### Task requirements
In the data below, find every line that has the string "icon", and copy it.

### Records for this task

=-=-=-=-=

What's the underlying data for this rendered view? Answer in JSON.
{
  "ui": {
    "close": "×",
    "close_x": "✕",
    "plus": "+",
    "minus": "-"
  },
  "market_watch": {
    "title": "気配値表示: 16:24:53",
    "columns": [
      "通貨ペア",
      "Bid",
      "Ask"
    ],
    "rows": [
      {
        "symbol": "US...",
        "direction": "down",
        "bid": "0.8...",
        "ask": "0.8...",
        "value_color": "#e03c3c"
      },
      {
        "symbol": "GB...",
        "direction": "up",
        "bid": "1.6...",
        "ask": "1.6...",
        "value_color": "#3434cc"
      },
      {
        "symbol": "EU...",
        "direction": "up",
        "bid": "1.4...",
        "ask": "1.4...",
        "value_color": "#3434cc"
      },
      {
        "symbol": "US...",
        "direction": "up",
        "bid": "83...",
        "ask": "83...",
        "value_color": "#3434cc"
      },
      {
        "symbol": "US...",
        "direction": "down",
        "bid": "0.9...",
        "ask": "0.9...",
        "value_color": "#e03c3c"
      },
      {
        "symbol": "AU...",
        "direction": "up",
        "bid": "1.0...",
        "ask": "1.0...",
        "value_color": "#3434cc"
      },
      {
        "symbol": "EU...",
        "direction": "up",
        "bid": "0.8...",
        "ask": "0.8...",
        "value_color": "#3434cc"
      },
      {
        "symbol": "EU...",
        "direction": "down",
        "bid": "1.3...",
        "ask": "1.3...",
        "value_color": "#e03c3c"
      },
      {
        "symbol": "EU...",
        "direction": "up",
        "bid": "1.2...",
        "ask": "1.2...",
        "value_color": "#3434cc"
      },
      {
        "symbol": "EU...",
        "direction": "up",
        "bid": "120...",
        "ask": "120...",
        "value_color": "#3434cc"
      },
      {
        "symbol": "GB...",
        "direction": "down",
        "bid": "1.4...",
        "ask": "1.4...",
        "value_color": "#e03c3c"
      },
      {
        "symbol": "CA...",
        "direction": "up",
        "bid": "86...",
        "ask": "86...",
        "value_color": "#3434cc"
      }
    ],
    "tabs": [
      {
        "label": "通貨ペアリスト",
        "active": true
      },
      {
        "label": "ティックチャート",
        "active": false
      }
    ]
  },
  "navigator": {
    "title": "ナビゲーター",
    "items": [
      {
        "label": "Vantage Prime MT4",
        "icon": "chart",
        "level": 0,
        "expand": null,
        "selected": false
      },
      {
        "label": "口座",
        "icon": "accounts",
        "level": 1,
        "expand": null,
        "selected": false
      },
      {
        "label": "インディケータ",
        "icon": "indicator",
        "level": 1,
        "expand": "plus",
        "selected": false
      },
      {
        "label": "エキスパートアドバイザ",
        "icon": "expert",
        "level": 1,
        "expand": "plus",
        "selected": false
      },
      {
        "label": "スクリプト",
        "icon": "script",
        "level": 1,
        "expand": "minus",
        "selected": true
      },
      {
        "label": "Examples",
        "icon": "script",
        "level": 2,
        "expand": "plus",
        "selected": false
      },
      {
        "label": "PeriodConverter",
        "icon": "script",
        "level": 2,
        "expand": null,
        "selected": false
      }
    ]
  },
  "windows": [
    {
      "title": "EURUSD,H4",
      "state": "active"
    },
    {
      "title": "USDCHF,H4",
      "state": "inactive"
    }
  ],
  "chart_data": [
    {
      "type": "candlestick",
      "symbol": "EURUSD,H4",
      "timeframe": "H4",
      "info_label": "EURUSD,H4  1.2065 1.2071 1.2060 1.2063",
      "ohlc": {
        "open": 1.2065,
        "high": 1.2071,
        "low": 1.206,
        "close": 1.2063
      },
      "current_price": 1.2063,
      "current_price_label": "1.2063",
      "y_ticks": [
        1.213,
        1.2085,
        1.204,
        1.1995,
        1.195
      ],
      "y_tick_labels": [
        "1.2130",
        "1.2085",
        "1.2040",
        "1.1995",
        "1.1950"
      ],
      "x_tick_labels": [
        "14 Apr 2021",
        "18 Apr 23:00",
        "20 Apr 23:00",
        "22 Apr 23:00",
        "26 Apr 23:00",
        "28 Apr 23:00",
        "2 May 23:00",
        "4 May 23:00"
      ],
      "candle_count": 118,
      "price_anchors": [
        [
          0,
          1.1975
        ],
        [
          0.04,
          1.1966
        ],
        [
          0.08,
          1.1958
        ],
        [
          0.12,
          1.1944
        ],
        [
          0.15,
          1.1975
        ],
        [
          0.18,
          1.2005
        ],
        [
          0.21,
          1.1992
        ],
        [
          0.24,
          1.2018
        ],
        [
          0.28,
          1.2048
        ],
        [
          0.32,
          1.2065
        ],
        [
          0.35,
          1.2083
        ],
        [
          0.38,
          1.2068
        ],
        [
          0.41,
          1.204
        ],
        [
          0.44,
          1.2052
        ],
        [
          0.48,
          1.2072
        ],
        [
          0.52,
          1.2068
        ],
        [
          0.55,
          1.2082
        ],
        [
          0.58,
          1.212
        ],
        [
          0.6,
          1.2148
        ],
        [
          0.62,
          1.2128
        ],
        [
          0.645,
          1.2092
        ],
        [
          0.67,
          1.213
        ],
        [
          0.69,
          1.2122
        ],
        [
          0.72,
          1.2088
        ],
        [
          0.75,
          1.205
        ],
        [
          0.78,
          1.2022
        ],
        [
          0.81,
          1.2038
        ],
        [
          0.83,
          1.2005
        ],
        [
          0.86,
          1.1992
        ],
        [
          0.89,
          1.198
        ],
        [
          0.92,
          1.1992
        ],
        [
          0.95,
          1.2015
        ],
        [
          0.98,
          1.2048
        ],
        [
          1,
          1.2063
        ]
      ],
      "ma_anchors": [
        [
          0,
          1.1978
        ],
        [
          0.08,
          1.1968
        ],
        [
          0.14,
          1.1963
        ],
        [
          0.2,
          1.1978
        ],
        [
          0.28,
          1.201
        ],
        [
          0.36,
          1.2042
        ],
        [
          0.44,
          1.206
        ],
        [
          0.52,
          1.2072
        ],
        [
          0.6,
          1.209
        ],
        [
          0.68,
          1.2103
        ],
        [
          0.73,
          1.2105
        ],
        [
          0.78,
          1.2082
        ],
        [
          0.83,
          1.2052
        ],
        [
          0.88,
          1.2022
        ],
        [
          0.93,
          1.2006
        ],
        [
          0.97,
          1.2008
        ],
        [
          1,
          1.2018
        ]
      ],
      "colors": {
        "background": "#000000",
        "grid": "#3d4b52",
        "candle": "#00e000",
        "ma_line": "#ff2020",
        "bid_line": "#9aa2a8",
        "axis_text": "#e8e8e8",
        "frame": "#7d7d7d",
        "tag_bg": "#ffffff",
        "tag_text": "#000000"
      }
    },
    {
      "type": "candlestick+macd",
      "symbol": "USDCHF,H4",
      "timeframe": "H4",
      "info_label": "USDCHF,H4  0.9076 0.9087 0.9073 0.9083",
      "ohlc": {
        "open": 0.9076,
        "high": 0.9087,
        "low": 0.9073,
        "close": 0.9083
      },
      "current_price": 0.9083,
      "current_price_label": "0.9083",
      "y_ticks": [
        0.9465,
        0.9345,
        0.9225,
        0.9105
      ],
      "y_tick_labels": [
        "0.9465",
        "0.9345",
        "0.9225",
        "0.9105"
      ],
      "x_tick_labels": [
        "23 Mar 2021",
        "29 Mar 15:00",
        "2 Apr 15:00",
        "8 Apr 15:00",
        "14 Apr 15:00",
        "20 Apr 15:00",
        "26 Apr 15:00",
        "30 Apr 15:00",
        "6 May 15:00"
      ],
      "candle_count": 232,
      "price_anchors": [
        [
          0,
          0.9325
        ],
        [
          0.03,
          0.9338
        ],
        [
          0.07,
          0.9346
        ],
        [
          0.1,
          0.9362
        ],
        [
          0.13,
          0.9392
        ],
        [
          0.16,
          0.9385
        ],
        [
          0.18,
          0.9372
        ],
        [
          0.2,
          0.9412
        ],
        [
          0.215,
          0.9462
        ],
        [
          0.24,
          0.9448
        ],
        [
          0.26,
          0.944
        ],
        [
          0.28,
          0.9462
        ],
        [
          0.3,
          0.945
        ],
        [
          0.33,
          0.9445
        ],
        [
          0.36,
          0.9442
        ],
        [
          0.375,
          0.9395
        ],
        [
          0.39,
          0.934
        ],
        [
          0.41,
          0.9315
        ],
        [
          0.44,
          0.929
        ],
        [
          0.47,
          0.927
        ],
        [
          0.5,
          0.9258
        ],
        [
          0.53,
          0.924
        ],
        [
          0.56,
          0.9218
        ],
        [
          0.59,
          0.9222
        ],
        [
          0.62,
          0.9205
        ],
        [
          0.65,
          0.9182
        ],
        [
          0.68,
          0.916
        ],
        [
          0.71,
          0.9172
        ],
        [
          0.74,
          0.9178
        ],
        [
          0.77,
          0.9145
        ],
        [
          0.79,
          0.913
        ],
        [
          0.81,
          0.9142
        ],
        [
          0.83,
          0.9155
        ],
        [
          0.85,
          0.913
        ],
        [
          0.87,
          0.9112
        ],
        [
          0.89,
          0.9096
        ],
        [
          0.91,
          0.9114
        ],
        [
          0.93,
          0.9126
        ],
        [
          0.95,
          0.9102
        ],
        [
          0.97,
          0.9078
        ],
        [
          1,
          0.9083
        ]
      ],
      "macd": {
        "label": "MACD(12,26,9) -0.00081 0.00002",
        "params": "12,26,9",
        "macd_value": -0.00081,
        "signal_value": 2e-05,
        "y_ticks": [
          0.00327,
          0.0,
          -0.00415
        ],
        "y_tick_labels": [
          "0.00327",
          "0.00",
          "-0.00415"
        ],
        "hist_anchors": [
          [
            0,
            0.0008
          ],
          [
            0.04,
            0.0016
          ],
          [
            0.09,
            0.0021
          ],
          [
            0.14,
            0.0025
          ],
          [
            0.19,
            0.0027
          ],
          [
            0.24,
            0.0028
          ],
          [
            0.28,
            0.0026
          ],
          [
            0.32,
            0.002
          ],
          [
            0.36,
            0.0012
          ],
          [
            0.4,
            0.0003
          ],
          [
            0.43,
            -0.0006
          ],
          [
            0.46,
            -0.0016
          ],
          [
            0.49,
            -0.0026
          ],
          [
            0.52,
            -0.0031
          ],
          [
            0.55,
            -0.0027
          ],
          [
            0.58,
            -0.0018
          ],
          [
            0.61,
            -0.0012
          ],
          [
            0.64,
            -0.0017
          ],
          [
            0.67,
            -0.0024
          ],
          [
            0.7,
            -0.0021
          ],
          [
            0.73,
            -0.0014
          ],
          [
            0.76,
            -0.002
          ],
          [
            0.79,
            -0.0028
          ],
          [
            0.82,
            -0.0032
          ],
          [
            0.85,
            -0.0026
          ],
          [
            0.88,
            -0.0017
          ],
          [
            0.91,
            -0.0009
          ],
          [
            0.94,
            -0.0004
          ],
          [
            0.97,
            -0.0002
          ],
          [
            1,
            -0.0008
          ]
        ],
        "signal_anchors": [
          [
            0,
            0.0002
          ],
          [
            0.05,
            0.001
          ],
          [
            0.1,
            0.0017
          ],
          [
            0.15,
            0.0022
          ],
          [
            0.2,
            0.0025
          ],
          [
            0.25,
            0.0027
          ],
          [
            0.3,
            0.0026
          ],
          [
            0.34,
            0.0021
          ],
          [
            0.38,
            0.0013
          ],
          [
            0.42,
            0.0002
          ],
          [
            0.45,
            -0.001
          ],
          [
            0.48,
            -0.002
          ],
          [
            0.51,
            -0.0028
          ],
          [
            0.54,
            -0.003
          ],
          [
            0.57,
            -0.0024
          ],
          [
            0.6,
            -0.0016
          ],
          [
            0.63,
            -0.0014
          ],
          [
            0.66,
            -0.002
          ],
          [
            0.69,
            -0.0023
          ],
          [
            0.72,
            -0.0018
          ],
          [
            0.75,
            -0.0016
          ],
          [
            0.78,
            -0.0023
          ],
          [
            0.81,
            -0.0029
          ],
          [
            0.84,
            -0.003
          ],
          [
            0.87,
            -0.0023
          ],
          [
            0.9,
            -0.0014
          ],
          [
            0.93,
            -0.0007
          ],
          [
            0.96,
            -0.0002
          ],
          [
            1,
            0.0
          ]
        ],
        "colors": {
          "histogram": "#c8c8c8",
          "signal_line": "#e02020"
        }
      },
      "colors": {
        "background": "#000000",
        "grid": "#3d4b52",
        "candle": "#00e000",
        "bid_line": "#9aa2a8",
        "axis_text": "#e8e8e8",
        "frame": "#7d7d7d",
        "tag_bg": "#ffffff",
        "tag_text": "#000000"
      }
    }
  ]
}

=-=-=-=-=

### Solved exercise
        "icon": "chart",
        "icon": "accounts",
        "icon": "indicator",
        "icon": "expert",
        "icon": "script",
        "icon": "script",
        "icon": "script",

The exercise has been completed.